* Your goal
Please copy the listing from the line with "Enumerate the UI" to the line with "32, 893, 54]", swapping "bench-icon" for "workbench-icon" and changing nothing else.

* Data to process
━━━━

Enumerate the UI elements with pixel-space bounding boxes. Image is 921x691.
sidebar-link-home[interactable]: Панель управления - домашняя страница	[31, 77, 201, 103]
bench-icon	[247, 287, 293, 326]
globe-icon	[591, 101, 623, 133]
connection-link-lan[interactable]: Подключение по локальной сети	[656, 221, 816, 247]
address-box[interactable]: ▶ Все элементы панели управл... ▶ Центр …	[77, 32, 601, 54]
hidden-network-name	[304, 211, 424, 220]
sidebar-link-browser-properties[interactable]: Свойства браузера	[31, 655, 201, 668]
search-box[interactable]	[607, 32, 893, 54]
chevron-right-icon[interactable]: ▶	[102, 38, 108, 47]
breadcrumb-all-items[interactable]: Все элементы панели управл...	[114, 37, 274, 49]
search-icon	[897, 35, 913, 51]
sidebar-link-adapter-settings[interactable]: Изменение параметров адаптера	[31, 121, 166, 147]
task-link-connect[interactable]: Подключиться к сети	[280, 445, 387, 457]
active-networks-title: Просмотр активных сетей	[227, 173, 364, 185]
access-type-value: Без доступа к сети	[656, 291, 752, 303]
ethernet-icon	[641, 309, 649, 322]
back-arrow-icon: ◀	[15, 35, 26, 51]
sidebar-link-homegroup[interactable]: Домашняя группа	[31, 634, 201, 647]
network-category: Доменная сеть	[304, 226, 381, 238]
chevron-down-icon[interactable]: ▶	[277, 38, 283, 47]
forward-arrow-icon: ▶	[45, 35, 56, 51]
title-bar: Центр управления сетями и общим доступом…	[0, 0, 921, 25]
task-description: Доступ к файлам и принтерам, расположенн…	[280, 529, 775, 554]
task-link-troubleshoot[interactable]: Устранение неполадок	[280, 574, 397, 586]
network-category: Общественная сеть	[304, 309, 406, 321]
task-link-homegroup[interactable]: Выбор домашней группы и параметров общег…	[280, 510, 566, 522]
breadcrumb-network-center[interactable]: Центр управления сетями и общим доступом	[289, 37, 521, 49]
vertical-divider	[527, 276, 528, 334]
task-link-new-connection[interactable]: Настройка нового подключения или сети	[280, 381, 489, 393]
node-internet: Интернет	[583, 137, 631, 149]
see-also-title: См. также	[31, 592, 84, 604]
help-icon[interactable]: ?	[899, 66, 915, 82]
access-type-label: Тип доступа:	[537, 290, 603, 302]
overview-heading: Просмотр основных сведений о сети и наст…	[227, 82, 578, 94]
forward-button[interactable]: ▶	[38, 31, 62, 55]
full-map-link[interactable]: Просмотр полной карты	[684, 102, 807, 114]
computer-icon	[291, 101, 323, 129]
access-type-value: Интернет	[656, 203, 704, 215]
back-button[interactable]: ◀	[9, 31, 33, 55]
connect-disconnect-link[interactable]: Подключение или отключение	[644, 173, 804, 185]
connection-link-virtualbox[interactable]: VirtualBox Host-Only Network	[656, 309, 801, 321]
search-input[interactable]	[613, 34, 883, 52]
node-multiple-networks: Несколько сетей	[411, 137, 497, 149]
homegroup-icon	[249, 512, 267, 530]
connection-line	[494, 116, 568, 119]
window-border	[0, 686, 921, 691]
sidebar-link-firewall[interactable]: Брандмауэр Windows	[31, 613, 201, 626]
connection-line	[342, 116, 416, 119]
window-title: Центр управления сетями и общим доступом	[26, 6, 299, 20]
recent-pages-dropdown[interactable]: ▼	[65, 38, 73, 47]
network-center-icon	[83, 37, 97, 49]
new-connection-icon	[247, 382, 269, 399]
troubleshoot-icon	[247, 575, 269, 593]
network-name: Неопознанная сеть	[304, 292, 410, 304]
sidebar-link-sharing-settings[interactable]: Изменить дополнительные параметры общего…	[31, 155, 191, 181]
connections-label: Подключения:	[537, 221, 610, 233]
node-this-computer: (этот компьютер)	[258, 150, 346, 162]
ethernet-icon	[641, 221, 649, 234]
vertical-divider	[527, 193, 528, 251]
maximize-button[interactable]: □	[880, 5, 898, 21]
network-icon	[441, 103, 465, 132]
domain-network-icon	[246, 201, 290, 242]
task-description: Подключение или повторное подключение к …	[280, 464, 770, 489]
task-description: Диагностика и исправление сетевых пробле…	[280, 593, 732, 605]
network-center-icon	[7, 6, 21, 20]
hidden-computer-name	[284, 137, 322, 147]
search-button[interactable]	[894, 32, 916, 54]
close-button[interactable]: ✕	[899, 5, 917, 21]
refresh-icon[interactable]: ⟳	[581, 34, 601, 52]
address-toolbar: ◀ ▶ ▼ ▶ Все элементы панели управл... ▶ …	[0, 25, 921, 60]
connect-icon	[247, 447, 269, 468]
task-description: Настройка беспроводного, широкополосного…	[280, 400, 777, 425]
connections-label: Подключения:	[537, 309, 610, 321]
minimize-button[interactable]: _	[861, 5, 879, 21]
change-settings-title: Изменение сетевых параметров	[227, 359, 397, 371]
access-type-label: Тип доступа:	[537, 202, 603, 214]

━━━━

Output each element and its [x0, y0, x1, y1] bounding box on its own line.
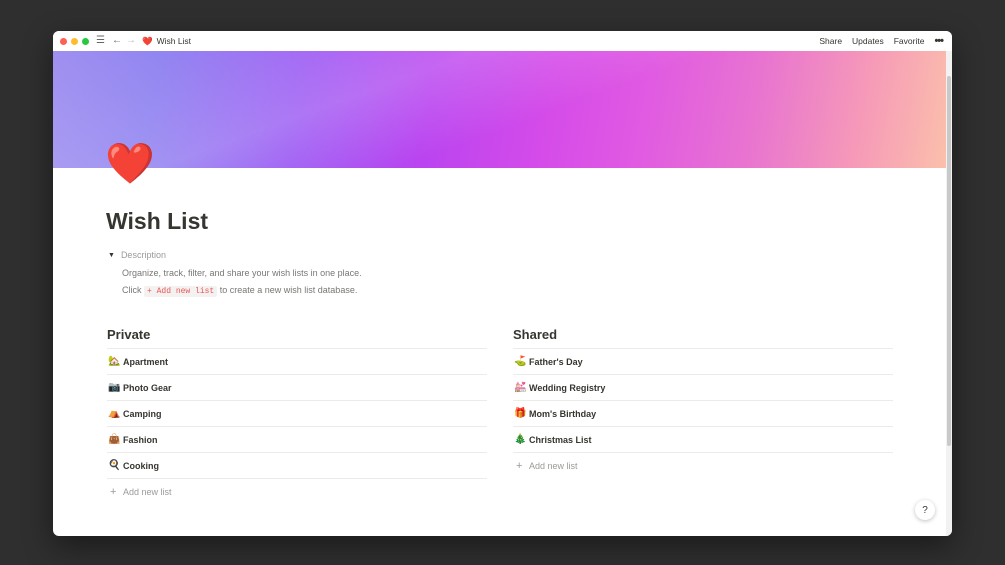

━━━━

* Correct output
Enumerate the UI elements with pixel-space bounding boxes. Image is 921x691.
sidebar-link-home[interactable]: Панель управления - домашняя страница	[31, 77, 201, 103]
workbench-icon	[247, 287, 293, 326]
globe-icon	[591, 101, 623, 133]
connection-link-lan[interactable]: Подключение по локальной сети	[656, 221, 816, 247]
address-box[interactable]: ▶ Все элементы панели управл... ▶ Центр …	[77, 32, 601, 54]
hidden-network-name	[304, 211, 424, 220]
sidebar-link-browser-properties[interactable]: Свойства браузера	[31, 655, 201, 668]
search-box[interactable]	[607, 32, 893, 54]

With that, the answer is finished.